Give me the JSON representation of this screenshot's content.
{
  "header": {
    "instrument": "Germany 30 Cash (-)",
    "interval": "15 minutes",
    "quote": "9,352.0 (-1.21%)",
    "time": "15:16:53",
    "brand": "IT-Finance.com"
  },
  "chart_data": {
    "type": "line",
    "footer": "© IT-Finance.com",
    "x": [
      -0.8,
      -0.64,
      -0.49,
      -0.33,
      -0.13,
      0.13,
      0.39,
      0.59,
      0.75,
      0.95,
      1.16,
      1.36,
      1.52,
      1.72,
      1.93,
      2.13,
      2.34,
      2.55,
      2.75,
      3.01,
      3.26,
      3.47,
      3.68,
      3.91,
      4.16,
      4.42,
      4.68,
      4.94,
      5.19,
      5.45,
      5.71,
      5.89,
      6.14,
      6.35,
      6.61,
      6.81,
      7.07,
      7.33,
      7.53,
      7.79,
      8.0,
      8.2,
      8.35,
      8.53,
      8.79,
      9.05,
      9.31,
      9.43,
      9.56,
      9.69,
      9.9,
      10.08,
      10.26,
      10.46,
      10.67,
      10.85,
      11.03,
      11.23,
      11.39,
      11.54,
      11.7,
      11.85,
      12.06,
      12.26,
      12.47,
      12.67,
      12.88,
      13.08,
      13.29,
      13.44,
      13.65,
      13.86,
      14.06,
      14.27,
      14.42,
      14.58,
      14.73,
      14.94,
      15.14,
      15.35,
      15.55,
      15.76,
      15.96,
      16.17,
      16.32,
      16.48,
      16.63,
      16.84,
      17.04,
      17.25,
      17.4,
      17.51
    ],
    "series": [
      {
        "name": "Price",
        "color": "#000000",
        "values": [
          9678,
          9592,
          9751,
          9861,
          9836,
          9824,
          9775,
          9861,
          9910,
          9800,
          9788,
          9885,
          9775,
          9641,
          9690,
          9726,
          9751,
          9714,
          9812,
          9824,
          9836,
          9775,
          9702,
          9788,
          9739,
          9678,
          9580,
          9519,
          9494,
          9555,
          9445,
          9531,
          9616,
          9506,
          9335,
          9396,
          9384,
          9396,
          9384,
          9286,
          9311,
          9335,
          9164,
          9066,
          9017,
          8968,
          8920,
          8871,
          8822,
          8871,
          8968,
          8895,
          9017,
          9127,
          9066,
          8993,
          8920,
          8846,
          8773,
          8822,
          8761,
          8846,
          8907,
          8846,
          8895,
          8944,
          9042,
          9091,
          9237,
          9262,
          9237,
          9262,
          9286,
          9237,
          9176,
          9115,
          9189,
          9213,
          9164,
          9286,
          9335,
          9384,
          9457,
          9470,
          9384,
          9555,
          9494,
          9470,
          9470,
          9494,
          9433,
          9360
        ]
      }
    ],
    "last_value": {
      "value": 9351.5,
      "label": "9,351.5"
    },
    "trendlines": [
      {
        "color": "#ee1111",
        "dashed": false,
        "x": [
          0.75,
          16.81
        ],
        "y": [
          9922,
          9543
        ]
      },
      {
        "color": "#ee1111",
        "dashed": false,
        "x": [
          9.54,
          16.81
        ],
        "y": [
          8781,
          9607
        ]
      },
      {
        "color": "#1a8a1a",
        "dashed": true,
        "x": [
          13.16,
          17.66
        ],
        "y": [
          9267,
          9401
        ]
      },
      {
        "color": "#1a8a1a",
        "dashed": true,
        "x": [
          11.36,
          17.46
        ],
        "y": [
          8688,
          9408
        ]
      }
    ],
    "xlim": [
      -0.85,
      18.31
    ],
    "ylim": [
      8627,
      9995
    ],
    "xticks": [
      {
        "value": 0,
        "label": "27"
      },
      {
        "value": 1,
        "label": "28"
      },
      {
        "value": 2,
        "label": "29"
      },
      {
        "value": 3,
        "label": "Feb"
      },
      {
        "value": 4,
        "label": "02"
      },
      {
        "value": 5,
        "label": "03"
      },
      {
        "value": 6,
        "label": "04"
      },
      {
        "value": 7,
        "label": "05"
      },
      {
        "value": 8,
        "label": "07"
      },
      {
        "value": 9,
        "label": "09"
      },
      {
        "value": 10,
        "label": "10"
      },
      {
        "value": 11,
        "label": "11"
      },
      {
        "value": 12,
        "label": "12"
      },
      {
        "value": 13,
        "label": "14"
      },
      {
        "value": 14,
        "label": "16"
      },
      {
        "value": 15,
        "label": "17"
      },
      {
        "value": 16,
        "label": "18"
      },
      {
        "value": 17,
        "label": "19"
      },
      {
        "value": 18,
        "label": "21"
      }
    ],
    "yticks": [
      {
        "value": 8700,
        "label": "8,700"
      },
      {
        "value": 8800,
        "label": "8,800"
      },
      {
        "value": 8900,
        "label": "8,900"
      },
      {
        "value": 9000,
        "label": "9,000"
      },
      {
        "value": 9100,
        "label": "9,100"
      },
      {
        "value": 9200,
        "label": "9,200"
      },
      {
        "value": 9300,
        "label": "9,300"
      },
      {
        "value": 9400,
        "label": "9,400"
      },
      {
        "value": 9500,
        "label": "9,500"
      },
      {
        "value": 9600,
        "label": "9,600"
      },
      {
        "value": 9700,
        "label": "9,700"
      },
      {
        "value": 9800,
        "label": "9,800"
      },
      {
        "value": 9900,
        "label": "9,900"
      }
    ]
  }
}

TASK STATEMENT:
Write out every line of the listing that holds the word "Finance".

FINAL ANSWER:
    "brand": "IT-Finance.com"
    "footer": "© IT-Finance.com",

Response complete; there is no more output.